* [Given exercise]: Reproduce everything from the start of the records down to the line containing "undertaker-row: 20 UNDERTAKER", substituting "dashed-line" for each occurrence of "dotted-line" and leaving all else unchanged.

* [Raw records]:
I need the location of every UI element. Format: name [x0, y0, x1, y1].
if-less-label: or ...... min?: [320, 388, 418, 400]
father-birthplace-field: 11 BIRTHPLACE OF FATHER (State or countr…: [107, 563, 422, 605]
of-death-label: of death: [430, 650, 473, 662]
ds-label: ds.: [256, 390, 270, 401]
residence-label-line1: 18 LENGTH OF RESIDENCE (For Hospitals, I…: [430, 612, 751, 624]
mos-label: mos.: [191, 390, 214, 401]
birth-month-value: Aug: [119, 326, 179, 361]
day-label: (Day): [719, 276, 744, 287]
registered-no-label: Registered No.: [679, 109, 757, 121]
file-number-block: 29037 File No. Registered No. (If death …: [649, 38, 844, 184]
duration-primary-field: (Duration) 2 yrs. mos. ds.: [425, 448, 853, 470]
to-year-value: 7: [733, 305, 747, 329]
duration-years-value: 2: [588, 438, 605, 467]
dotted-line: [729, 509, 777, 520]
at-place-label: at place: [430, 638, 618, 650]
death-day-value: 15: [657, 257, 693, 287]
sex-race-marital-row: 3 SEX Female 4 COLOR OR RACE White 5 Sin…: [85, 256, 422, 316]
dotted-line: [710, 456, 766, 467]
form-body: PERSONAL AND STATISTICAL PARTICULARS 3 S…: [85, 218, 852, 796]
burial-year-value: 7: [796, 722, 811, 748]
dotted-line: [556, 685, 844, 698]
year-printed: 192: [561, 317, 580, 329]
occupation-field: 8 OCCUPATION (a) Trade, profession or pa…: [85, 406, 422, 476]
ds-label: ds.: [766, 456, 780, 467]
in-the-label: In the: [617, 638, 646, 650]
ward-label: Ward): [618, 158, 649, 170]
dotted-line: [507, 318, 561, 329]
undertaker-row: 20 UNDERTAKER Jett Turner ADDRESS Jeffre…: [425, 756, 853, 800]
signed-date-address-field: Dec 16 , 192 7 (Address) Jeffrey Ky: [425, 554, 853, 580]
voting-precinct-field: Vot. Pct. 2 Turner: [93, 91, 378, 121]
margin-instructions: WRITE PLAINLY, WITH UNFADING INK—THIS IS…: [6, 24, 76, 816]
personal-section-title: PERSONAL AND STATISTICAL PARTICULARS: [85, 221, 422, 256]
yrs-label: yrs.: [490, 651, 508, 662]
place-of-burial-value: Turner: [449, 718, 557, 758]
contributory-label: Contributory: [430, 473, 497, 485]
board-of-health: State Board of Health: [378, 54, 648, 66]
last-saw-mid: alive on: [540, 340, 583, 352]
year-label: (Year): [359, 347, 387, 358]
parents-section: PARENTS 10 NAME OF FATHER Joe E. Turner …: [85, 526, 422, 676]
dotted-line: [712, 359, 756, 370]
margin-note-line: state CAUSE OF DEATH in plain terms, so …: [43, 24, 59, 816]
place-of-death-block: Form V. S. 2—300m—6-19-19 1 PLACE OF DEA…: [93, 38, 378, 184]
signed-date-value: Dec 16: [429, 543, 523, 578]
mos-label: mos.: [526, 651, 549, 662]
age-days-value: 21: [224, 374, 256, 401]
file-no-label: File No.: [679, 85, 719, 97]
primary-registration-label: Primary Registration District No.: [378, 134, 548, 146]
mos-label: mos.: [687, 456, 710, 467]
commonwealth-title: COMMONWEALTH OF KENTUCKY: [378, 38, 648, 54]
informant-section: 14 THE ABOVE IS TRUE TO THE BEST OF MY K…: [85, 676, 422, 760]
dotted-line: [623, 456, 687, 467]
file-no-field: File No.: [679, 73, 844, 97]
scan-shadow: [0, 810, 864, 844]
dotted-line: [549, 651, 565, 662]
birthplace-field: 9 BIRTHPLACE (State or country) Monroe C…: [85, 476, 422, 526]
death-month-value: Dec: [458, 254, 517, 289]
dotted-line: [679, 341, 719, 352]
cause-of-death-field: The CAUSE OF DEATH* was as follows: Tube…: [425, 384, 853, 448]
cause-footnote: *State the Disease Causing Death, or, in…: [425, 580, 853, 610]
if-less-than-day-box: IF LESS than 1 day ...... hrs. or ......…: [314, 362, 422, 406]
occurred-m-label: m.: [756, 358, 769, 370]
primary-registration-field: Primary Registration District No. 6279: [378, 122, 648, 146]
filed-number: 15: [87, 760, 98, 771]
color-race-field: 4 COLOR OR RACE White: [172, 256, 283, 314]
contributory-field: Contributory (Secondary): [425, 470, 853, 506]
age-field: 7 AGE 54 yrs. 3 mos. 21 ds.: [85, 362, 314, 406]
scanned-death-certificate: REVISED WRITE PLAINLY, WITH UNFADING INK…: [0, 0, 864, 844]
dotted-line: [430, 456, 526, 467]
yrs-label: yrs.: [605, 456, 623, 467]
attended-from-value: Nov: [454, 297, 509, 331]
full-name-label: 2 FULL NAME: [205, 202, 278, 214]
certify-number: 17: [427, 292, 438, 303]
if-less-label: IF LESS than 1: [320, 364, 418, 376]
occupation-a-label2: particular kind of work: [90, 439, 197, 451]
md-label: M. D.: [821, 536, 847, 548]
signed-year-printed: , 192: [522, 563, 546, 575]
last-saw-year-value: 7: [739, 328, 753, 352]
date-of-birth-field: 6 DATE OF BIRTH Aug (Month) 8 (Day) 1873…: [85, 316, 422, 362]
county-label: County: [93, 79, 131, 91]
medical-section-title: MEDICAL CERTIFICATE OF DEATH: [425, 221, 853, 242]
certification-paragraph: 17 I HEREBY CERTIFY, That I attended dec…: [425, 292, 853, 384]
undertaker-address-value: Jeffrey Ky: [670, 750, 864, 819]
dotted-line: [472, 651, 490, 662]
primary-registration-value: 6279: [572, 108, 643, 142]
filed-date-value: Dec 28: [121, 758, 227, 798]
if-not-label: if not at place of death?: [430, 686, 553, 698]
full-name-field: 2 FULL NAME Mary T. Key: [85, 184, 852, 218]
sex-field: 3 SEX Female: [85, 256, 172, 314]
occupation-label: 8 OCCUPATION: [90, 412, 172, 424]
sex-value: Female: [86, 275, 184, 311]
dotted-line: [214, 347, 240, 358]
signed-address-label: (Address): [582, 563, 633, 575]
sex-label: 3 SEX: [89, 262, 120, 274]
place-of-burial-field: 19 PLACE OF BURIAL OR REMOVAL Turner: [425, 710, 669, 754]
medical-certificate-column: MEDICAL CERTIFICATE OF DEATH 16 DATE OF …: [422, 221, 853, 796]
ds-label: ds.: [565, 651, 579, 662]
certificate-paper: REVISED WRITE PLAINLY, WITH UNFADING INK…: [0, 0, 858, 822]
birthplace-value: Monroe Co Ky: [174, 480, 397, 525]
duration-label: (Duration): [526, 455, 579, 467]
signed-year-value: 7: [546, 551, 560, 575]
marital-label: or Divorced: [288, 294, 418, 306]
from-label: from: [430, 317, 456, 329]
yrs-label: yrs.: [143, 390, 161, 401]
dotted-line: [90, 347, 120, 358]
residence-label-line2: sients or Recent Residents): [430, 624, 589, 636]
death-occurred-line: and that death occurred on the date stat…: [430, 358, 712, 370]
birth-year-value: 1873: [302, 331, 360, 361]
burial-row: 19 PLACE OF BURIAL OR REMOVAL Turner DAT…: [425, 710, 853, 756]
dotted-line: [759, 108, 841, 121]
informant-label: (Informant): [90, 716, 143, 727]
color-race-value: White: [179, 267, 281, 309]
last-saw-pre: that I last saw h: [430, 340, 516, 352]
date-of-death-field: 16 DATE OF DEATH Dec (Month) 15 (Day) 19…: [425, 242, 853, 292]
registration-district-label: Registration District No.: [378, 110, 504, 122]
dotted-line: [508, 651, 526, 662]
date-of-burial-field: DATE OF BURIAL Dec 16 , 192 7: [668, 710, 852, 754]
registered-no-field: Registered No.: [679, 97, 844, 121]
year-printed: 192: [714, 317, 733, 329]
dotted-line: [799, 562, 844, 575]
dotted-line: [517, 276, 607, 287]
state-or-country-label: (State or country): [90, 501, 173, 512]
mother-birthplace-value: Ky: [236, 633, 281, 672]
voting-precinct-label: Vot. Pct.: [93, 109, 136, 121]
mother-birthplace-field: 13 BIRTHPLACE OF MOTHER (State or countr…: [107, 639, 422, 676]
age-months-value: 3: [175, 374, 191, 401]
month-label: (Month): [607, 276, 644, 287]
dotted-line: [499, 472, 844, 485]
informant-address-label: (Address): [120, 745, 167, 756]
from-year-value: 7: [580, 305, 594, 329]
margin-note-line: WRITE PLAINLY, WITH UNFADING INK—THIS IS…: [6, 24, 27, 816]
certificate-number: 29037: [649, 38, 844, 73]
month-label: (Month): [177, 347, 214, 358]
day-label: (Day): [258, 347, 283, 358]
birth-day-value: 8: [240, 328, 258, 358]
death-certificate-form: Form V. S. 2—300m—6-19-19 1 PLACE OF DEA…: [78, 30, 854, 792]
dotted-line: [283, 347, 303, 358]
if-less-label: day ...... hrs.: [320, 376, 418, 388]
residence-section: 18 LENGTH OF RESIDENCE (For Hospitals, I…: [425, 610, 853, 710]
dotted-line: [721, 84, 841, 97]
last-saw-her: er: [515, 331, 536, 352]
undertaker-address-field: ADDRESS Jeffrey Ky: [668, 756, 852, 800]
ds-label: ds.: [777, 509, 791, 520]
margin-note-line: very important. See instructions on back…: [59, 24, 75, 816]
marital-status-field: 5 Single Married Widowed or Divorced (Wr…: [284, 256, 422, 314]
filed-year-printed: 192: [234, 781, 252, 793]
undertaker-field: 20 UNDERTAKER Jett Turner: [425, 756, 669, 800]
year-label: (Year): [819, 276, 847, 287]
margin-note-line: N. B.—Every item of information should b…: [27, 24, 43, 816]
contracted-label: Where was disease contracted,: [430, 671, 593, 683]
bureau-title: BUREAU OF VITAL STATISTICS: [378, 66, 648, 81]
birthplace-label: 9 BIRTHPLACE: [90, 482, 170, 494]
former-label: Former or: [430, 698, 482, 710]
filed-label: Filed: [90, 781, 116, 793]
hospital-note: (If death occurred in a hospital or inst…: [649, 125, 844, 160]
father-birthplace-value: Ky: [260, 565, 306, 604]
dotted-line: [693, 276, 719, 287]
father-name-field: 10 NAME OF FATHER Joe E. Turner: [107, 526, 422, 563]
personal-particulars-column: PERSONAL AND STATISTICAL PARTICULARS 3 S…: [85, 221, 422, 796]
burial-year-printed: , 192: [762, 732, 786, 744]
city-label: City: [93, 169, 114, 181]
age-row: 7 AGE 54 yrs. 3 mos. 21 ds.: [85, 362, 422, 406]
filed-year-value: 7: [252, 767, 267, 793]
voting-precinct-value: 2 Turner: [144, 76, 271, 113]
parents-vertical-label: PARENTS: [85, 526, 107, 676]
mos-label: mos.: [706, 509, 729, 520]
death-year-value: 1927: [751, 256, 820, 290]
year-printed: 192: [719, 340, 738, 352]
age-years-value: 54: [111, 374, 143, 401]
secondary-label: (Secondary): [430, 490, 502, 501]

* [Solution for this exercise]:
I need the location of every UI element. Format: name [x0, y0, x1, y1].
if-less-label: or ...... min?: [320, 388, 418, 400]
father-birthplace-field: 11 BIRTHPLACE OF FATHER (State or countr…: [107, 563, 422, 605]
of-death-label: of death: [430, 650, 473, 662]
ds-label: ds.: [256, 390, 270, 401]
residence-label-line1: 18 LENGTH OF RESIDENCE (For Hospitals, I…: [430, 612, 751, 624]
mos-label: mos.: [191, 390, 214, 401]
birth-month-value: Aug: [119, 326, 179, 361]
day-label: (Day): [719, 276, 744, 287]
registered-no-label: Registered No.: [679, 109, 757, 121]
file-number-block: 29037 File No. Registered No. (If death …: [649, 38, 844, 184]
duration-primary-field: (Duration) 2 yrs. mos. ds.: [425, 448, 853, 470]
to-year-value: 7: [733, 305, 747, 329]
duration-years-value: 2: [588, 438, 605, 467]
dashed-line: [729, 509, 777, 520]
at-place-label: at place: [430, 638, 618, 650]
death-day-value: 15: [657, 257, 693, 287]
sex-race-marital-row: 3 SEX Female 4 COLOR OR RACE White 5 Sin…: [85, 256, 422, 316]
dashed-line: [710, 456, 766, 467]
form-body: PERSONAL AND STATISTICAL PARTICULARS 3 S…: [85, 218, 852, 796]
burial-year-value: 7: [796, 722, 811, 748]
dashed-line: [556, 685, 844, 698]
year-printed: 192: [561, 317, 580, 329]
occupation-field: 8 OCCUPATION (a) Trade, profession or pa…: [85, 406, 422, 476]
ds-label: ds.: [766, 456, 780, 467]
in-the-label: In the: [617, 638, 646, 650]
ward-label: Ward): [618, 158, 649, 170]
dashed-line: [507, 318, 561, 329]
undertaker-row: 20 UNDERTAKER Jett Turner ADDRESS Jeffre…: [425, 756, 853, 800]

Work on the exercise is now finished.